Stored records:

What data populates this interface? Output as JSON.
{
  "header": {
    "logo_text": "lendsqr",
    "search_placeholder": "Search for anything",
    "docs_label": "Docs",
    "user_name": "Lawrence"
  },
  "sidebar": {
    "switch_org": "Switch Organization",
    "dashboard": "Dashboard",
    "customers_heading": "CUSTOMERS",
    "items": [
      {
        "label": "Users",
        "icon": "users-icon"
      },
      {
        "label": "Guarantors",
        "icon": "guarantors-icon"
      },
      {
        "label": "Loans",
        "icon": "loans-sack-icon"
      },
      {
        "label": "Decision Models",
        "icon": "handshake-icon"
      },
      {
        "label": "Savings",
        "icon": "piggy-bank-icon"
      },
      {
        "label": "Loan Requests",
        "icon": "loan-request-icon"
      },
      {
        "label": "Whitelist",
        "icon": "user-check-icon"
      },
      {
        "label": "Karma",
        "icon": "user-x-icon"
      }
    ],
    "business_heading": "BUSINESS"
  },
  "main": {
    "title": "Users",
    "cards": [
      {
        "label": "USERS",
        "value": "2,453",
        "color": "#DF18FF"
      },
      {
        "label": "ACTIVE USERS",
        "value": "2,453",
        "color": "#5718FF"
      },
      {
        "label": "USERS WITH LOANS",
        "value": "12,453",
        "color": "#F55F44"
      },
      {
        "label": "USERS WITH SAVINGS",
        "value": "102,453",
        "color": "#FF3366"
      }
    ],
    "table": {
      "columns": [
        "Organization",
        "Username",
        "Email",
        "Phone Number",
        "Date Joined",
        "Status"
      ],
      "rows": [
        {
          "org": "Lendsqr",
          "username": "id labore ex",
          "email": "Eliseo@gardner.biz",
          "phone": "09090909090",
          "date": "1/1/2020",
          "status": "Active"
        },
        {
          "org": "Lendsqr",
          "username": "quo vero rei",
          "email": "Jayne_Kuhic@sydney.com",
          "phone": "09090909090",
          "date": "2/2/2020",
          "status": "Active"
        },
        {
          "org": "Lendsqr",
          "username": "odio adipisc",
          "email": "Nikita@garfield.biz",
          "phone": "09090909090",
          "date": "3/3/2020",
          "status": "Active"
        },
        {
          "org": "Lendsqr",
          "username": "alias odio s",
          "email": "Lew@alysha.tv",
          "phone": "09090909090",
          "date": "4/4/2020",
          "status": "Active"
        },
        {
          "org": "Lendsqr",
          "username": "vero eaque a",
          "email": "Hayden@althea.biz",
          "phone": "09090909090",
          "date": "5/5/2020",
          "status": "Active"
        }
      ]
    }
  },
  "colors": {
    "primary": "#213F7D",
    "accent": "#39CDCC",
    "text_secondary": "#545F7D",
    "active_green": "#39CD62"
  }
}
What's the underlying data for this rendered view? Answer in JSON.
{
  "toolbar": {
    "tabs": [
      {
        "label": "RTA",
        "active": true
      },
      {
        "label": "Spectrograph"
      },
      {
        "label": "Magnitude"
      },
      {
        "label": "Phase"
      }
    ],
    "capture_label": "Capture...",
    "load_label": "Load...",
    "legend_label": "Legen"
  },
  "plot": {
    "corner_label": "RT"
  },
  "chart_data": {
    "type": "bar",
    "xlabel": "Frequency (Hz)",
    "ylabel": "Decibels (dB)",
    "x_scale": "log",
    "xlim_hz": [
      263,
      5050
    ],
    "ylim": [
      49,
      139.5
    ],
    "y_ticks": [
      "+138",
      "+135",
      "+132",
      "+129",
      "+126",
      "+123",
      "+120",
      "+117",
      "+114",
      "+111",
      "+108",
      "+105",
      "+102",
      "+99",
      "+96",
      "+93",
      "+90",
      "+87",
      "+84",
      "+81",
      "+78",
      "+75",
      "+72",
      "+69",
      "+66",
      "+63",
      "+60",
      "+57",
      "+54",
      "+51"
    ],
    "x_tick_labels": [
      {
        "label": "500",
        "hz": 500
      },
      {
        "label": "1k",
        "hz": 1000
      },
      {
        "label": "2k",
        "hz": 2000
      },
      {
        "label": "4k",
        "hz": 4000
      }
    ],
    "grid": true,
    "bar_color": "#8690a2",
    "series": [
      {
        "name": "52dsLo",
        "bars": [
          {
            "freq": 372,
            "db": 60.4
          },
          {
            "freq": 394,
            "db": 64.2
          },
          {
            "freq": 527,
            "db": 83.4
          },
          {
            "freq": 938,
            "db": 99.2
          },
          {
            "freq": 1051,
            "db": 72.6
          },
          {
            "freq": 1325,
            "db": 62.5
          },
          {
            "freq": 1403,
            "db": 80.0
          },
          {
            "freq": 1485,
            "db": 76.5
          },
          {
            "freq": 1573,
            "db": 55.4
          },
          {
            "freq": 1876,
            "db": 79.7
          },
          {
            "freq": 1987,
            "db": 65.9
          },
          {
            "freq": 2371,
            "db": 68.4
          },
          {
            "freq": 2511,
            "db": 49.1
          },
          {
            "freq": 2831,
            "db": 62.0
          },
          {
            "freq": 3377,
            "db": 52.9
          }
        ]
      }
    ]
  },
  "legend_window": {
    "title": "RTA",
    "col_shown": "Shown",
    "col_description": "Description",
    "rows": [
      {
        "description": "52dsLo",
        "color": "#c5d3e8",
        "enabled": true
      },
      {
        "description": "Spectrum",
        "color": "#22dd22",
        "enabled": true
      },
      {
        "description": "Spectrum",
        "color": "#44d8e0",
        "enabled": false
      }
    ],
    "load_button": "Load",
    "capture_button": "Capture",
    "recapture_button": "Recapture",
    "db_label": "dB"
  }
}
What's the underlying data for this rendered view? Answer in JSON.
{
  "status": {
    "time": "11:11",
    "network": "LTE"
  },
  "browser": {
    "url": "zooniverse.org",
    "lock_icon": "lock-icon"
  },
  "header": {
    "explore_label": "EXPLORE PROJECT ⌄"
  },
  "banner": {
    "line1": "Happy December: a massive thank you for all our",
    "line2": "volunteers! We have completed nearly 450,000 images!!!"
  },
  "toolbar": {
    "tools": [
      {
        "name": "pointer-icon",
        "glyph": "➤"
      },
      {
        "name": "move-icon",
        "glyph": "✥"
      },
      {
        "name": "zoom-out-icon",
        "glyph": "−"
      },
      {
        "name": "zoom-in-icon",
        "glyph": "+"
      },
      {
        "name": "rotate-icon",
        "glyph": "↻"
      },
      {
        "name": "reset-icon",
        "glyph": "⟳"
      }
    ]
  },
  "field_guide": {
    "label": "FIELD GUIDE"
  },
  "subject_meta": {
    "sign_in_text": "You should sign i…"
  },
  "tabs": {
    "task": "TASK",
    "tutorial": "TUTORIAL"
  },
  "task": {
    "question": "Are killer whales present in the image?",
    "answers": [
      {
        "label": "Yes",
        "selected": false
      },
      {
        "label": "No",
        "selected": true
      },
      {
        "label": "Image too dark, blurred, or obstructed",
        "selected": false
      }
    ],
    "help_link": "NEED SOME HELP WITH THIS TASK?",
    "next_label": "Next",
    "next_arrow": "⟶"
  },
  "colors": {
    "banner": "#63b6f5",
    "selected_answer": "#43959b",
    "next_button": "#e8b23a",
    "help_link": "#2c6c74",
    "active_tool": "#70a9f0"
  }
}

EXERCISE OBJECTIVE: Go through the records and print each one exactly.

RESPONSE TO THE TASK:
What data populates this interface? Output as JSON.
{
  "header": {
    "logo_text": "lendsqr",
    "search_placeholder": "Search for anything",
    "docs_label": "Docs",
    "user_name": "Lawrence"
  },
  "sidebar": {
    "switch_org": "Switch Organization",
    "dashboard": "Dashboard",
    "customers_heading": "CUSTOMERS",
    "items": [
      {
        "label": "Users",
        "icon": "users-icon"
      },
      {
        "label": "Guarantors",
        "icon": "guarantors-icon"
      },
      {
        "label": "Loans",
        "icon": "loans-sack-icon"
      },
      {
        "label": "Decision Models",
        "icon": "handshake-icon"
      },
      {
        "label": "Savings",
        "icon": "piggy-bank-icon"
      },
      {
        "label": "Loan Requests",
        "icon": "loan-request-icon"
      },
      {
        "label": "Whitelist",
        "icon": "user-check-icon"
      },
      {
        "label": "Karma",
        "icon": "user-x-icon"
      }
    ],
    "business_heading": "BUSINESS"
  },
  "main": {
    "title": "Users",
    "cards": [
      {
        "label": "USERS",
        "value": "2,453",
        "color": "#DF18FF"
      },
      {
        "label": "ACTIVE USERS",
        "value": "2,453",
        "color": "#5718FF"
      },
      {
        "label": "USERS WITH LOANS",
        "value": "12,453",
        "color": "#F55F44"
      },
      {
        "label": "USERS WITH SAVINGS",
        "value": "102,453",
        "color": "#FF3366"
      }
    ],
    "table": {
      "columns": [
        "Organization",
        "Username",
        "Email",
        "Phone Number",
        "Date Joined",
        "Status"
      ],
      "rows": [
        {
          "org": "Lendsqr",
          "username": "id labore ex",
          "email": "Eliseo@gardner.biz",
          "phone": "09090909090",
          "date": "1/1/2020",
          "status": "Active"
        },
        {
          "org": "Lendsqr",
          "username": "quo vero rei",
          "email": "Jayne_Kuhic@sydney.com",
          "phone": "09090909090",
          "date": "2/2/2020",
          "status": "Active"
        },
        {
          "org": "Lendsqr",
          "username": "odio adipisc",
          "email": "Nikita@garfield.biz",
          "phone": "09090909090",
          "date": "3/3/2020",
          "status": "Active"
        },
        {
          "org": "Lendsqr",
          "username": "alias odio s",
          "email": "Lew@alysha.tv",
          "phone": "09090909090",
          "date": "4/4/2020",
          "status": "Active"
        },
        {
          "org": "Lendsqr",
          "username": "vero eaque a",
          "email": "Hayden@althea.biz",
          "phone": "09090909090",
          "date": "5/5/2020",
          "status": "Active"
        }
      ]
    }
  },
  "colors": {
    "primary": "#213F7D",
    "accent": "#39CDCC",
    "text_secondary": "#545F7D",
    "active_green": "#39CD62"
  }
}
What's the underlying data for this rendered view? Answer in JSON.
{
  "toolbar": {
    "tabs": [
      {
        "label": "RTA",
        "active": true
      },
      {
        "label": "Spectrograph"
      },
      {
        "label": "Magnitude"
      },
      {
        "label": "Phase"
      }
    ],
    "capture_label": "Capture...",
    "load_label": "Load...",
    "legend_label": "Legen"
  },
  "plot": {
    "corner_label": "RT"
  },
  "chart_data": {
    "type": "bar",
    "xlabel": "Frequency (Hz)",
    "ylabel": "Decibels (dB)",
    "x_scale": "log",
    "xlim_hz": [
      263,
      5050
    ],
    "ylim": [
      49,
      139.5
    ],
    "y_ticks": [
      "+138",
      "+135",
      "+132",
      "+129",
      "+126",
      "+123",
      "+120",
      "+117",
      "+114",
      "+111",
      "+108",
      "+105",
      "+102",
      "+99",
      "+96",
      "+93",
      "+90",
      "+87",
      "+84",
      "+81",
      "+78",
      "+75",
      "+72",
      "+69",
      "+66",
      "+63",
      "+60",
      "+57",
      "+54",
      "+51"
    ],
    "x_tick_labels": [
      {
        "label": "500",
        "hz": 500
      },
      {
        "label": "1k",
        "hz": 1000
      },
      {
        "label": "2k",
        "hz": 2000
      },
      {
        "label": "4k",
        "hz": 4000
      }
    ],
    "grid": true,
    "bar_color": "#8690a2",
    "series": [
      {
        "name": "52dsLo",
        "bars": [
          {
            "freq": 372,
            "db": 60.4
          },
          {
            "freq": 394,
            "db": 64.2
          },
          {
            "freq": 527,
            "db": 83.4
          },
          {
            "freq": 938,
            "db": 99.2
          },
          {
            "freq": 1051,
            "db": 72.6
          },
          {
            "freq": 1325,
            "db": 62.5
          },
          {
            "freq": 1403,
            "db": 80.0
          },
          {
            "freq": 1485,
            "db": 76.5
          },
          {
            "freq": 1573,
            "db": 55.4
          },
          {
            "freq": 1876,
            "db": 79.7
          },
          {
            "freq": 1987,
            "db": 65.9
          },
          {
            "freq": 2371,
            "db": 68.4
          },
          {
            "freq": 2511,
            "db": 49.1
          },
          {
            "freq": 2831,
            "db": 62.0
          },
          {
            "freq": 3377,
            "db": 52.9
          }
        ]
      }
    ]
  },
  "legend_window": {
    "title": "RTA",
    "col_shown": "Shown",
    "col_description": "Description",
    "rows": [
      {
        "description": "52dsLo",
        "color": "#c5d3e8",
        "enabled": true
      },
      {
        "description": "Spectrum",
        "color": "#22dd22",
        "enabled": true
      },
      {
        "description": "Spectrum",
        "color": "#44d8e0",
        "enabled": false
      }
    ],
    "load_button": "Load",
    "capture_button": "Capture",
    "recapture_button": "Recapture",
    "db_label": "dB"
  }
}
What's the underlying data for this rendered view? Answer in JSON.
{
  "status": {
    "time": "11:11",
    "network": "LTE"
  },
  "browser": {
    "url": "zooniverse.org",
    "lock_icon": "lock-icon"
  },
  "header": {
    "explore_label": "EXPLORE PROJECT ⌄"
  },
  "banner": {
    "line1": "Happy December: a massive thank you for all our",
    "line2": "volunteers! We have completed nearly 450,000 images!!!"
  },
  "toolbar": {
    "tools": [
      {
        "name": "pointer-icon",
        "glyph": "➤"
      },
      {
        "name": "move-icon",
        "glyph": "✥"
      },
      {
        "name": "zoom-out-icon",
        "glyph": "−"
      },
      {
        "name": "zoom-in-icon",
        "glyph": "+"
      },
      {
        "name": "rotate-icon",
        "glyph": "↻"
      },
      {
        "name": "reset-icon",
        "glyph": "⟳"
      }
    ]
  },
  "field_guide": {
    "label": "FIELD GUIDE"
  },
  "subject_meta": {
    "sign_in_text": "You should sign i…"
  },
  "tabs": {
    "task": "TASK",
    "tutorial": "TUTORIAL"
  },
  "task": {
    "question": "Are killer whales present in the image?",
    "answers": [
      {
        "label": "Yes",
        "selected": false
      },
      {
        "label": "No",
        "selected": true
      },
      {
        "label": "Image too dark, blurred, or obstructed",
        "selected": false
      }
    ],
    "help_link": "NEED SOME HELP WITH THIS TASK?",
    "next_label": "Next",
    "next_arrow": "⟶"
  },
  "colors": {
    "banner": "#63b6f5",
    "selected_answer": "#43959b",
    "next_button": "#e8b23a",
    "help_link": "#2c6c74",
    "active_tool": "#70a9f0"
  }
}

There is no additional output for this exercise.